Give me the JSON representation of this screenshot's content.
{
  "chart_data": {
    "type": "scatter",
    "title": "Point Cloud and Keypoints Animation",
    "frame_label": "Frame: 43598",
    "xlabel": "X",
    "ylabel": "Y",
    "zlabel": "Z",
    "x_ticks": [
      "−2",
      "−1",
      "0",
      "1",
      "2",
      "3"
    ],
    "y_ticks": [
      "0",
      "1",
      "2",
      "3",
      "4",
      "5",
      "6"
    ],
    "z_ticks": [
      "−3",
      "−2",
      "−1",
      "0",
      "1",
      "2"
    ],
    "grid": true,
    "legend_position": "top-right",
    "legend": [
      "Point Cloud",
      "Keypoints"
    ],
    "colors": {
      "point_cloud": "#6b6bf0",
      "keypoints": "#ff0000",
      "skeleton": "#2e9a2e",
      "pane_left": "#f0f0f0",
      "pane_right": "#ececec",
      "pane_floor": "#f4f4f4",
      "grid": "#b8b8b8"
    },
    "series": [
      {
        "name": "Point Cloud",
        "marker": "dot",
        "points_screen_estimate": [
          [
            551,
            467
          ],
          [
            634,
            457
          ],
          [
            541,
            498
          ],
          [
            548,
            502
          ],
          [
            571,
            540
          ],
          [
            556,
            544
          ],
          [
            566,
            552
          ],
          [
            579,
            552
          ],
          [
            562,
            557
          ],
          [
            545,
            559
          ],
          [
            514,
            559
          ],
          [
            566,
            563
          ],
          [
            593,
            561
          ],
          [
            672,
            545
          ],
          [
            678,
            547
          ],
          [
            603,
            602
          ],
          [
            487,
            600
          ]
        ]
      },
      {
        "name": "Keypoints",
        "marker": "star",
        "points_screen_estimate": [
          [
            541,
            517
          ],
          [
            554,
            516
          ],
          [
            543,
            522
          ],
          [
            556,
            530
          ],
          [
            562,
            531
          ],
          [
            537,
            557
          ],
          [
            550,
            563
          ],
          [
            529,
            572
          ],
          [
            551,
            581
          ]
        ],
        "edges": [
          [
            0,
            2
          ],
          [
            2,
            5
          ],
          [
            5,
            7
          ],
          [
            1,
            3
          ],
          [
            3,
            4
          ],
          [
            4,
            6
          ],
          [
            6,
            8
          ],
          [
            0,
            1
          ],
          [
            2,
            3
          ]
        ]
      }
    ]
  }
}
===
Short problem: Retype the listing above in full, with no alterations.

Expected answer:
Give me the JSON representation of this screenshot's content.
{
  "chart_data": {
    "type": "scatter",
    "title": "Point Cloud and Keypoints Animation",
    "frame_label": "Frame: 43598",
    "xlabel": "X",
    "ylabel": "Y",
    "zlabel": "Z",
    "x_ticks": [
      "−2",
      "−1",
      "0",
      "1",
      "2",
      "3"
    ],
    "y_ticks": [
      "0",
      "1",
      "2",
      "3",
      "4",
      "5",
      "6"
    ],
    "z_ticks": [
      "−3",
      "−2",
      "−1",
      "0",
      "1",
      "2"
    ],
    "grid": true,
    "legend_position": "top-right",
    "legend": [
      "Point Cloud",
      "Keypoints"
    ],
    "colors": {
      "point_cloud": "#6b6bf0",
      "keypoints": "#ff0000",
      "skeleton": "#2e9a2e",
      "pane_left": "#f0f0f0",
      "pane_right": "#ececec",
      "pane_floor": "#f4f4f4",
      "grid": "#b8b8b8"
    },
    "series": [
      {
        "name": "Point Cloud",
        "marker": "dot",
        "points_screen_estimate": [
          [
            551,
            467
          ],
          [
            634,
            457
          ],
          [
            541,
            498
          ],
          [
            548,
            502
          ],
          [
            571,
            540
          ],
          [
            556,
            544
          ],
          [
            566,
            552
          ],
          [
            579,
            552
          ],
          [
            562,
            557
          ],
          [
            545,
            559
          ],
          [
            514,
            559
          ],
          [
            566,
            563
          ],
          [
            593,
            561
          ],
          [
            672,
            545
          ],
          [
            678,
            547
          ],
          [
            603,
            602
          ],
          [
            487,
            600
          ]
        ]
      },
      {
        "name": "Keypoints",
        "marker": "star",
        "points_screen_estimate": [
          [
            541,
            517
          ],
          [
            554,
            516
          ],
          [
            543,
            522
          ],
          [
            556,
            530
          ],
          [
            562,
            531
          ],
          [
            537,
            557
          ],
          [
            550,
            563
          ],
          [
            529,
            572
          ],
          [
            551,
            581
          ]
        ],
        "edges": [
          [
            0,
            2
          ],
          [
            2,
            5
          ],
          [
            5,
            7
          ],
          [
            1,
            3
          ],
          [
            3,
            4
          ],
          [
            4,
            6
          ],
          [
            6,
            8
          ],
          [
            0,
            1
          ],
          [
            2,
            3
          ]
        ]
      }
    ]
  }
}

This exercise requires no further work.